• Prompt:
The listing below should be written out exactly; please include all of it.

┌────────

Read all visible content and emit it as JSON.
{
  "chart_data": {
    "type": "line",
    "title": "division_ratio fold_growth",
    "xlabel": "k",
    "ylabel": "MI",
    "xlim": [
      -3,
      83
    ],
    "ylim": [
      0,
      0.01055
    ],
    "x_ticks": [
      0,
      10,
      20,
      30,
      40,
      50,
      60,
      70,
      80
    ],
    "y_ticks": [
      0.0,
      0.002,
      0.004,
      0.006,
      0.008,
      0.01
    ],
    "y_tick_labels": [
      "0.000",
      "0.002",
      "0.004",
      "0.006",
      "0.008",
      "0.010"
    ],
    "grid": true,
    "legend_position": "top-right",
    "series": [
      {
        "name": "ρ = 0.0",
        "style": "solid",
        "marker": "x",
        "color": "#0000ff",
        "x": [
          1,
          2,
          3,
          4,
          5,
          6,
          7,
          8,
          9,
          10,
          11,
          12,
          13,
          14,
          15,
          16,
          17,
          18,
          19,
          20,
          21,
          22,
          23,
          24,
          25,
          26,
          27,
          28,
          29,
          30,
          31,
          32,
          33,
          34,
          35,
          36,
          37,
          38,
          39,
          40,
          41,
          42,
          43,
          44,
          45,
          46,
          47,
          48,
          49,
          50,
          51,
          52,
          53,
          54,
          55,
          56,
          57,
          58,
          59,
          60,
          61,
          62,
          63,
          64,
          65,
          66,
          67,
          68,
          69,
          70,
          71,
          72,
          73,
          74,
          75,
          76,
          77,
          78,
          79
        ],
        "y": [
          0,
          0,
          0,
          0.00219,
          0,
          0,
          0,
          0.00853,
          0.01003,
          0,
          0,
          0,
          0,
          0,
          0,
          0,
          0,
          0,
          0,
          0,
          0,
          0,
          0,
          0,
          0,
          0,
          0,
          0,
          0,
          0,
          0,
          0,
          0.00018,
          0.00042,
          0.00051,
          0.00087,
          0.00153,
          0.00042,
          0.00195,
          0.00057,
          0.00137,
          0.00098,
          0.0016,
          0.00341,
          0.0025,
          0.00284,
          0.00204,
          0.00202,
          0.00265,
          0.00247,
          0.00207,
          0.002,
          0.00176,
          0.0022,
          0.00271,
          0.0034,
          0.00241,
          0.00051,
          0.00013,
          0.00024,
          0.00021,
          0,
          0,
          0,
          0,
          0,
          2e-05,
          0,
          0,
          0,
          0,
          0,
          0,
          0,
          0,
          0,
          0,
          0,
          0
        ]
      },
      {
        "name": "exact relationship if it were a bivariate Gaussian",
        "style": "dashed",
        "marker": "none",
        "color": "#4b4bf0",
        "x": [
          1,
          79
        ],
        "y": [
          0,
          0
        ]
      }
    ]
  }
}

└────────

• Task response:
Read all visible content and emit it as JSON.
{
  "chart_data": {
    "type": "line",
    "title": "division_ratio fold_growth",
    "xlabel": "k",
    "ylabel": "MI",
    "xlim": [
      -3,
      83
    ],
    "ylim": [
      0,
      0.01055
    ],
    "x_ticks": [
      0,
      10,
      20,
      30,
      40,
      50,
      60,
      70,
      80
    ],
    "y_ticks": [
      0.0,
      0.002,
      0.004,
      0.006,
      0.008,
      0.01
    ],
    "y_tick_labels": [
      "0.000",
      "0.002",
      "0.004",
      "0.006",
      "0.008",
      "0.010"
    ],
    "grid": true,
    "legend_position": "top-right",
    "series": [
      {
        "name": "ρ = 0.0",
        "style": "solid",
        "marker": "x",
        "color": "#0000ff",
        "x": [
          1,
          2,
          3,
          4,
          5,
          6,
          7,
          8,
          9,
          10,
          11,
          12,
          13,
          14,
          15,
          16,
          17,
          18,
          19,
          20,
          21,
          22,
          23,
          24,
          25,
          26,
          27,
          28,
          29,
          30,
          31,
          32,
          33,
          34,
          35,
          36,
          37,
          38,
          39,
          40,
          41,
          42,
          43,
          44,
          45,
          46,
          47,
          48,
          49,
          50,
          51,
          52,
          53,
          54,
          55,
          56,
          57,
          58,
          59,
          60,
          61,
          62,
          63,
          64,
          65,
          66,
          67,
          68,
          69,
          70,
          71,
          72,
          73,
          74,
          75,
          76,
          77,
          78,
          79
        ],
        "y": [
          0,
          0,
          0,
          0.00219,
          0,
          0,
          0,
          0.00853,
          0.01003,
          0,
          0,
          0,
          0,
          0,
          0,
          0,
          0,
          0,
          0,
          0,
          0,
          0,
          0,
          0,
          0,
          0,
          0,
          0,
          0,
          0,
          0,
          0,
          0.00018,
          0.00042,
          0.00051,
          0.00087,
          0.00153,
          0.00042,
          0.00195,
          0.00057,
          0.00137,
          0.00098,
          0.0016,
          0.00341,
          0.0025,
          0.00284,
          0.00204,
          0.00202,
          0.00265,
          0.00247,
          0.00207,
          0.002,
          0.00176,
          0.0022,
          0.00271,
          0.0034,
          0.00241,
          0.00051,
          0.00013,
          0.00024,
          0.00021,
          0,
          0,
          0,
          0,
          0,
          2e-05,
          0,
          0,
          0,
          0,
          0,
          0,
          0,
          0,
          0,
          0,
          0,
          0
        ]
      },
      {
        "name": "exact relationship if it were a bivariate Gaussian",
        "style": "dashed",
        "marker": "none",
        "color": "#4b4bf0",
        "x": [
          1,
          79
        ],
        "y": [
          0,
          0
        ]
      }
    ]
  }
}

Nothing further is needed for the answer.